§ Requirements:
Each entry must be reproduced precisely as it stands.

──────── Records shown

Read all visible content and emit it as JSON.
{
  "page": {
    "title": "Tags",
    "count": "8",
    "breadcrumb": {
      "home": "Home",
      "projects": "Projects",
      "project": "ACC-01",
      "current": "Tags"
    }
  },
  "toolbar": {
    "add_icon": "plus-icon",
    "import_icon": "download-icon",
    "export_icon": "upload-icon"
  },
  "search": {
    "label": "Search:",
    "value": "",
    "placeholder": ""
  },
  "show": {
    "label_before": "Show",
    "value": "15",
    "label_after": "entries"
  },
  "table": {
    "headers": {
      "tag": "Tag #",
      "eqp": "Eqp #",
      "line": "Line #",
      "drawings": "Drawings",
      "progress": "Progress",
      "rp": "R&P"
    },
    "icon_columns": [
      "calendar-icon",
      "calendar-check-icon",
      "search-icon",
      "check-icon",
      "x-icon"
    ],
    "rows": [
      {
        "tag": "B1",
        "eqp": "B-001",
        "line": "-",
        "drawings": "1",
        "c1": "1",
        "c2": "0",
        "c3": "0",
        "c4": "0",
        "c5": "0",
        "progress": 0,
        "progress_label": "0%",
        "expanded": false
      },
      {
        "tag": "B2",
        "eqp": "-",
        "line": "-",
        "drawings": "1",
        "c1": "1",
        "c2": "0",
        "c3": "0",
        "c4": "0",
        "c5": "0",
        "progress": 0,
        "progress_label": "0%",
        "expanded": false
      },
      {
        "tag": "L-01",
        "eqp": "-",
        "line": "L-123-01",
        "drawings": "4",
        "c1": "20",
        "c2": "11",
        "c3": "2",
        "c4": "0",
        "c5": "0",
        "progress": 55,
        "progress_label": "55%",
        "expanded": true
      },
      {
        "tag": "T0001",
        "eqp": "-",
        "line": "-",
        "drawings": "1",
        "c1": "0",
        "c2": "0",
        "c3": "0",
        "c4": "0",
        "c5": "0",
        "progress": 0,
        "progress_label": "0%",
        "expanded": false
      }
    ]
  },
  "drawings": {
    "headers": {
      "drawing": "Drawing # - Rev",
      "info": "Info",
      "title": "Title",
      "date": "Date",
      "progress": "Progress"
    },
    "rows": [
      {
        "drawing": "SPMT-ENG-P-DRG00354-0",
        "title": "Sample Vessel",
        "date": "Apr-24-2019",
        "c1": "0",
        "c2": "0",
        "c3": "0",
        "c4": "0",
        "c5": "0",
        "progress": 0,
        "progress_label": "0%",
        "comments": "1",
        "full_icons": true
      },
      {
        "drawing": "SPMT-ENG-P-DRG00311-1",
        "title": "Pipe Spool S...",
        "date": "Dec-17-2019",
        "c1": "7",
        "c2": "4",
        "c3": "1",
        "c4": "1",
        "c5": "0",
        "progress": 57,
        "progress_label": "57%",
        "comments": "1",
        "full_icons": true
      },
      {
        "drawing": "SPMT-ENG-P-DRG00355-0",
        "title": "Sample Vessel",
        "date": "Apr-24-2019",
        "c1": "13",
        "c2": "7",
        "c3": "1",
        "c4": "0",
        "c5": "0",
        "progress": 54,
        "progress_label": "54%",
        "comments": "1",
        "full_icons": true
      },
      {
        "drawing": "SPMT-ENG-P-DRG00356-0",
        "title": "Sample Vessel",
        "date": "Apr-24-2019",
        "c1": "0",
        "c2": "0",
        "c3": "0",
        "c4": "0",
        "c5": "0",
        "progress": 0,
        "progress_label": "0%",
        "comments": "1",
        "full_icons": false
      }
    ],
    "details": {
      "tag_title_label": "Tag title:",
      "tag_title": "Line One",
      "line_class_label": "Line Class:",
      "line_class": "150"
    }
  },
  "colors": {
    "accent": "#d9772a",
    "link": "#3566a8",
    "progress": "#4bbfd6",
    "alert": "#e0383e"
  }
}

────────────────

§ Solution to this exercise:
Read all visible content and emit it as JSON.
{
  "page": {
    "title": "Tags",
    "count": "8",
    "breadcrumb": {
      "home": "Home",
      "projects": "Projects",
      "project": "ACC-01",
      "current": "Tags"
    }
  },
  "toolbar": {
    "add_icon": "plus-icon",
    "import_icon": "download-icon",
    "export_icon": "upload-icon"
  },
  "search": {
    "label": "Search:",
    "value": "",
    "placeholder": ""
  },
  "show": {
    "label_before": "Show",
    "value": "15",
    "label_after": "entries"
  },
  "table": {
    "headers": {
      "tag": "Tag #",
      "eqp": "Eqp #",
      "line": "Line #",
      "drawings": "Drawings",
      "progress": "Progress",
      "rp": "R&P"
    },
    "icon_columns": [
      "calendar-icon",
      "calendar-check-icon",
      "search-icon",
      "check-icon",
      "x-icon"
    ],
    "rows": [
      {
        "tag": "B1",
        "eqp": "B-001",
        "line": "-",
        "drawings": "1",
        "c1": "1",
        "c2": "0",
        "c3": "0",
        "c4": "0",
        "c5": "0",
        "progress": 0,
        "progress_label": "0%",
        "expanded": false
      },
      {
        "tag": "B2",
        "eqp": "-",
        "line": "-",
        "drawings": "1",
        "c1": "1",
        "c2": "0",
        "c3": "0",
        "c4": "0",
        "c5": "0",
        "progress": 0,
        "progress_label": "0%",
        "expanded": false
      },
      {
        "tag": "L-01",
        "eqp": "-",
        "line": "L-123-01",
        "drawings": "4",
        "c1": "20",
        "c2": "11",
        "c3": "2",
        "c4": "0",
        "c5": "0",
        "progress": 55,
        "progress_label": "55%",
        "expanded": true
      },
      {
        "tag": "T0001",
        "eqp": "-",
        "line": "-",
        "drawings": "1",
        "c1": "0",
        "c2": "0",
        "c3": "0",
        "c4": "0",
        "c5": "0",
        "progress": 0,
        "progress_label": "0%",
        "expanded": false
      }
    ]
  },
  "drawings": {
    "headers": {
      "drawing": "Drawing # - Rev",
      "info": "Info",
      "title": "Title",
      "date": "Date",
      "progress": "Progress"
    },
    "rows": [
      {
        "drawing": "SPMT-ENG-P-DRG00354-0",
        "title": "Sample Vessel",
        "date": "Apr-24-2019",
        "c1": "0",
        "c2": "0",
        "c3": "0",
        "c4": "0",
        "c5": "0",
        "progress": 0,
        "progress_label": "0%",
        "comments": "1",
        "full_icons": true
      },
      {
        "drawing": "SPMT-ENG-P-DRG00311-1",
        "title": "Pipe Spool S...",
        "date": "Dec-17-2019",
        "c1": "7",
        "c2": "4",
        "c3": "1",
        "c4": "1",
        "c5": "0",
        "progress": 57,
        "progress_label": "57%",
        "comments": "1",
        "full_icons": true
      },
      {
        "drawing": "SPMT-ENG-P-DRG00355-0",
        "title": "Sample Vessel",
        "date": "Apr-24-2019",
        "c1": "13",
        "c2": "7",
        "c3": "1",
        "c4": "0",
        "c5": "0",
        "progress": 54,
        "progress_label": "54%",
        "comments": "1",
        "full_icons": true
      },
      {
        "drawing": "SPMT-ENG-P-DRG00356-0",
        "title": "Sample Vessel",
        "date": "Apr-24-2019",
        "c1": "0",
        "c2": "0",
        "c3": "0",
        "c4": "0",
        "c5": "0",
        "progress": 0,
        "progress_label": "0%",
        "comments": "1",
        "full_icons": false
      }
    ],
    "details": {
      "tag_title_label": "Tag title:",
      "tag_title": "Line One",
      "line_class_label": "Line Class:",
      "line_class": "150"
    }
  },
  "colors": {
    "accent": "#d9772a",
    "link": "#3566a8",
    "progress": "#4bbfd6",
    "alert": "#e0383e"
  }
}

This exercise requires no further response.